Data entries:
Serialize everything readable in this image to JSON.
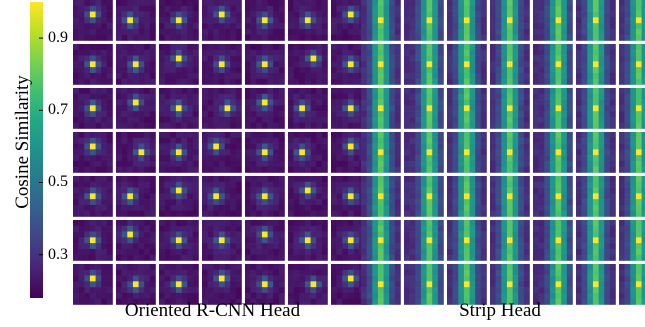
{
  "chart_data": {
    "type": "heatmap",
    "colormap": "viridis",
    "colorbar": {
      "label": "Cosine Similarity",
      "ticks": [
        "0.3",
        "0.5",
        "0.7",
        "0.9"
      ],
      "tick_values": [
        0.3,
        0.5,
        0.7,
        0.9
      ],
      "range": [
        0.18,
        1.0
      ]
    },
    "panels": [
      {
        "name": "Oriented R-CNN Head",
        "grid_rows": 7,
        "grid_cols": 7,
        "cell_resolution": 7,
        "pattern": "peaked",
        "background": 0.22,
        "peak": 0.98
      },
      {
        "name": "Strip Head",
        "grid_rows": 7,
        "grid_cols": 7,
        "cell_resolution": 7,
        "pattern": "vertical-strip",
        "background": 0.28,
        "peak": 0.98
      }
    ]
  }
}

__WHAT IS NEEDED__. Omit the pictures. Transcribe every record exactly.

__EXERCISE RESPONSE__.
Serialize everything readable in this image to JSON.
{
  "chart_data": {
    "type": "heatmap",
    "colormap": "viridis",
    "colorbar": {
      "label": "Cosine Similarity",
      "ticks": [
        "0.3",
        "0.5",
        "0.7",
        "0.9"
      ],
      "tick_values": [
        0.3,
        0.5,
        0.7,
        0.9
      ],
      "range": [
        0.18,
        1.0
      ]
    },
    "panels": [
      {
        "name": "Oriented R-CNN Head",
        "grid_rows": 7,
        "grid_cols": 7,
        "cell_resolution": 7,
        "pattern": "peaked",
        "background": 0.22,
        "peak": 0.98
      },
      {
        "name": "Strip Head",
        "grid_rows": 7,
        "grid_cols": 7,
        "cell_resolution": 7,
        "pattern": "vertical-strip",
        "background": 0.28,
        "peak": 0.98
      }
    ]
  }
}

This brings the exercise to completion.